What this task involves. Which lines in the material below contain the word "Census"? Copy each of them.

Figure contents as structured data
..........

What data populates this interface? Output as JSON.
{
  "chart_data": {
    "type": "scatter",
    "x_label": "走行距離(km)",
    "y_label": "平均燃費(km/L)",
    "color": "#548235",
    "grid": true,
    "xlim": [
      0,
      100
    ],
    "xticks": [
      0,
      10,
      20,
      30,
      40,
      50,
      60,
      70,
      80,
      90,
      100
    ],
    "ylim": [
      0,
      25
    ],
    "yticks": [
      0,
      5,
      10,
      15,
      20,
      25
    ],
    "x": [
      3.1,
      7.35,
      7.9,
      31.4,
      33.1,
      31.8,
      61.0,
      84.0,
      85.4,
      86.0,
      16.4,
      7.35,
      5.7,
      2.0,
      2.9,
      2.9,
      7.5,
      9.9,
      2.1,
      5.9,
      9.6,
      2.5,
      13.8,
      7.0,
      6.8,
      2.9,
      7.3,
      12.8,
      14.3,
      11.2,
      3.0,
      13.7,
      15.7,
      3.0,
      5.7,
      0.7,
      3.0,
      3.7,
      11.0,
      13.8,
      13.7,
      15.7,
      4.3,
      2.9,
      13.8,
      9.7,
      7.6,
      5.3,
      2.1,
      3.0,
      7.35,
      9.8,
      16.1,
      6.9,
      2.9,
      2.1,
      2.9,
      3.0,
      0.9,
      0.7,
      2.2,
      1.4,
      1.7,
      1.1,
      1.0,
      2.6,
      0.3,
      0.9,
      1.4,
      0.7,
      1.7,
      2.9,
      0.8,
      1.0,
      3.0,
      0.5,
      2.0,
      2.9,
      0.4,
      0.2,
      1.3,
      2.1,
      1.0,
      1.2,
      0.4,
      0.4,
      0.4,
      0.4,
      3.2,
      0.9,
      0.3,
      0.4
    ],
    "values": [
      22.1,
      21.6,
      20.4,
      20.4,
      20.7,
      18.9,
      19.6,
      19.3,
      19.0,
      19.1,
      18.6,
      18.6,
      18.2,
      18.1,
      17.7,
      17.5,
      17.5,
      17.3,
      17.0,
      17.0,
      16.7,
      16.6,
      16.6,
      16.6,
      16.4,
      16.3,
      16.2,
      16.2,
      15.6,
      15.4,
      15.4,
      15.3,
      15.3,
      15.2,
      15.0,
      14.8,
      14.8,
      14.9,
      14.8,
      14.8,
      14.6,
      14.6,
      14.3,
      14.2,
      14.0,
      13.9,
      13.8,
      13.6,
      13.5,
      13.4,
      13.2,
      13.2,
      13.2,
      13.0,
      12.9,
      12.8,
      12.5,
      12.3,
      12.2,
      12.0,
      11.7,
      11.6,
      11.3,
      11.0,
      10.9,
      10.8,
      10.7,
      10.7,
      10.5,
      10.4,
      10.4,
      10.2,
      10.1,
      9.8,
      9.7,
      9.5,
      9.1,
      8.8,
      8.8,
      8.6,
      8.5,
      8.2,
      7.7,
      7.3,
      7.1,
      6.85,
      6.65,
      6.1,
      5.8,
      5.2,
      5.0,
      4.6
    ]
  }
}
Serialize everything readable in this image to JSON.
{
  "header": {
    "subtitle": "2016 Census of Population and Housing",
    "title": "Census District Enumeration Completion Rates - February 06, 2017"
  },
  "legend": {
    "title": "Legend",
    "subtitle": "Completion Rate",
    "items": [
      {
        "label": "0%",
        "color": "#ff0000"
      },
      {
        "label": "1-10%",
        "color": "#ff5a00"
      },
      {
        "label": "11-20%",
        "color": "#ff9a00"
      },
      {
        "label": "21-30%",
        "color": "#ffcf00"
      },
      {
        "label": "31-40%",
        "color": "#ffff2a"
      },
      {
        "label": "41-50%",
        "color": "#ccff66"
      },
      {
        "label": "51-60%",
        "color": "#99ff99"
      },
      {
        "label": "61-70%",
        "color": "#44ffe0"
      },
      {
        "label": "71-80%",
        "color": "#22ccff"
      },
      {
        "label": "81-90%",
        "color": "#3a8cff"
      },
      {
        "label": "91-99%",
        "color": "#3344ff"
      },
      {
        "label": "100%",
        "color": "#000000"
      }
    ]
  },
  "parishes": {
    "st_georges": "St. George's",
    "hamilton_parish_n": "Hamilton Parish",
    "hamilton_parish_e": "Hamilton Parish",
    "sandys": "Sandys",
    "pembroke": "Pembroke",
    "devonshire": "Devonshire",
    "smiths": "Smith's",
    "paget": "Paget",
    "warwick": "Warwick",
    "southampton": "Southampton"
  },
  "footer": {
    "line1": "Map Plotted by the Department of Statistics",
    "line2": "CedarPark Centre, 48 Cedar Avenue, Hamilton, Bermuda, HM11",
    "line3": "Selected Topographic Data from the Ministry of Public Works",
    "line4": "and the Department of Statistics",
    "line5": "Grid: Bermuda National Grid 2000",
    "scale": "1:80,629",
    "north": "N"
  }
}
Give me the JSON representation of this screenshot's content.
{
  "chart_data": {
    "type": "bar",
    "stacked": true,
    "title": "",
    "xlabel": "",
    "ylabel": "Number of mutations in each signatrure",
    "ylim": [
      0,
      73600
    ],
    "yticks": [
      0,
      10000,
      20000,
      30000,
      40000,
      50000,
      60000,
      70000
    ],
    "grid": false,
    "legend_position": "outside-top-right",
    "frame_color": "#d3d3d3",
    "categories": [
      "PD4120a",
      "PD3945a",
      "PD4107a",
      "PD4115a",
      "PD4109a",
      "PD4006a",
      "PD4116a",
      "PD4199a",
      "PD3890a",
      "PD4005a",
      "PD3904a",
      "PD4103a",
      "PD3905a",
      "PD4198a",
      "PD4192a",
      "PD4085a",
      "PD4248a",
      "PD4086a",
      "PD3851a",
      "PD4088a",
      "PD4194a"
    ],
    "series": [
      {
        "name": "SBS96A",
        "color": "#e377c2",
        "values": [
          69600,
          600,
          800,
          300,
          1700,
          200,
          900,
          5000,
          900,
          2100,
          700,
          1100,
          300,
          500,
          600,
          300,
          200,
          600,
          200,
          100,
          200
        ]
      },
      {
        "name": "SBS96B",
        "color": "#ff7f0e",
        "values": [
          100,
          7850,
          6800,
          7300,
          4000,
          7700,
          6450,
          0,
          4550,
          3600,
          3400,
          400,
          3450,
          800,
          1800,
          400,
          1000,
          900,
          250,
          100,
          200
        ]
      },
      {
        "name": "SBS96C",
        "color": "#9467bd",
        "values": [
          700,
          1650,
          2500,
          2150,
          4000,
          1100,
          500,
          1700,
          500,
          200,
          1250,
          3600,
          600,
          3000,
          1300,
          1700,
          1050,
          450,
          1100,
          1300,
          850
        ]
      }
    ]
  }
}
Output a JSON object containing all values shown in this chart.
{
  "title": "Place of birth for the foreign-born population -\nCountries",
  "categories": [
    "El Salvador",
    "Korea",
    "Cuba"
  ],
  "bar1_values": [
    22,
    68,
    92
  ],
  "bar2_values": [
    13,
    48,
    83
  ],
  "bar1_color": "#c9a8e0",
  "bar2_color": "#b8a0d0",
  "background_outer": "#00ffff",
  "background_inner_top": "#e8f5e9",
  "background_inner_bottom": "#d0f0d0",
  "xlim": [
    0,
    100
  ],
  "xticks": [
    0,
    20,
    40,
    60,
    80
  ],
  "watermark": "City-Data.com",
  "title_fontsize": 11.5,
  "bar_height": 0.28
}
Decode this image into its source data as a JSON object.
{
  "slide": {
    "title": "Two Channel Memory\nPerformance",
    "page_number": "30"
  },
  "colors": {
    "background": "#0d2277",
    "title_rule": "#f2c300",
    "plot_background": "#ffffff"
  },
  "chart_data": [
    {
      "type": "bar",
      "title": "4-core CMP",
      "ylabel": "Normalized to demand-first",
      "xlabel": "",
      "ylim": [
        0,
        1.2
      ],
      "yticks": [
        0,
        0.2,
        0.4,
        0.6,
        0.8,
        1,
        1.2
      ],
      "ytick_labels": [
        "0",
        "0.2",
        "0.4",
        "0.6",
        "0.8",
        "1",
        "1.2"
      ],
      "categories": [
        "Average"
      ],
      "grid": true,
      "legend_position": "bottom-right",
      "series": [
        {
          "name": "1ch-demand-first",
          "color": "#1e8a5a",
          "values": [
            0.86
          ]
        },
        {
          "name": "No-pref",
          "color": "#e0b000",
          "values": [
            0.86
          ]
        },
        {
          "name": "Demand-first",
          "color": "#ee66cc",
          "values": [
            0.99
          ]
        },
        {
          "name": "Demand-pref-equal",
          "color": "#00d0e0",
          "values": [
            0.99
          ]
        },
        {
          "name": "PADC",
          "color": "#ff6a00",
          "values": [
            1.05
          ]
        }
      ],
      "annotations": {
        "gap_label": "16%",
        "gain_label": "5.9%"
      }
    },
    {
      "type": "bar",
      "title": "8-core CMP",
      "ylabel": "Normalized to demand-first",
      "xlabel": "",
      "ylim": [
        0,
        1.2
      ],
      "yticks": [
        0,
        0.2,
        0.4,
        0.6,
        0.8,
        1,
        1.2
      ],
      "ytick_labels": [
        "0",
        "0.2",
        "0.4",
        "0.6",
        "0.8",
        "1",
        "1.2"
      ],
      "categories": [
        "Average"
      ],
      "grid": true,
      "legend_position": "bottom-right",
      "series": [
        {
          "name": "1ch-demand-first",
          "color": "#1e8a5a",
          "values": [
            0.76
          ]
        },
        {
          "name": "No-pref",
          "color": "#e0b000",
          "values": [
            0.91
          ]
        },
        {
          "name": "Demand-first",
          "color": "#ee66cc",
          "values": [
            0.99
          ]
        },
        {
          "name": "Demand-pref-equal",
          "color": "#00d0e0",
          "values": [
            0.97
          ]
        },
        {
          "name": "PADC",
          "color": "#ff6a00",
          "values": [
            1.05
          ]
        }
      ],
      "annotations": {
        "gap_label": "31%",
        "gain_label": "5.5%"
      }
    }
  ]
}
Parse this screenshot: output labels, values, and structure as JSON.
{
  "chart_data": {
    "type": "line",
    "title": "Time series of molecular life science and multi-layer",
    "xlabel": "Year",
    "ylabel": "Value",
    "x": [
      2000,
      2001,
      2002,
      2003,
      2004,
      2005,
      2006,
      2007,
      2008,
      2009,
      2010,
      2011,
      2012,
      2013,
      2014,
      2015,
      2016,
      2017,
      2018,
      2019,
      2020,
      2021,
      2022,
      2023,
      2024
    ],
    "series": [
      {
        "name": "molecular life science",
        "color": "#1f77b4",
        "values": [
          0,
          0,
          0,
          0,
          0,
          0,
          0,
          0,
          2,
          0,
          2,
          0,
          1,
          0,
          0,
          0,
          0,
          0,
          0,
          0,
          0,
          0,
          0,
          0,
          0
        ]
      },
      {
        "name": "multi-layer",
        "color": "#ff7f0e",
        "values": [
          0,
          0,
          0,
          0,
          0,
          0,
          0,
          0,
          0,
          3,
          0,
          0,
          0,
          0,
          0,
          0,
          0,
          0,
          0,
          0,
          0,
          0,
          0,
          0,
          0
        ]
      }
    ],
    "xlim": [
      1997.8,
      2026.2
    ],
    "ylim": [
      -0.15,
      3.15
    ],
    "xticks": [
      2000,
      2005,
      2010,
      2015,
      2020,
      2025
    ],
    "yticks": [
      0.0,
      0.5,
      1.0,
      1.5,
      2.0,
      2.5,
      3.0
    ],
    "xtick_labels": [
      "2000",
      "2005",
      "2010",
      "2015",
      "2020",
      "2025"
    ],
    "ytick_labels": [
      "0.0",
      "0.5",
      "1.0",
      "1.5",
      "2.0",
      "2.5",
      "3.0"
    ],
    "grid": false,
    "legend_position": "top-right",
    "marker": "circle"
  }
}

..........

Reply to the exercise.
    "subtitle": "2016 Census of Population and Housing",
    "title": "Census District Enumeration Completion Rates - February 06, 2017"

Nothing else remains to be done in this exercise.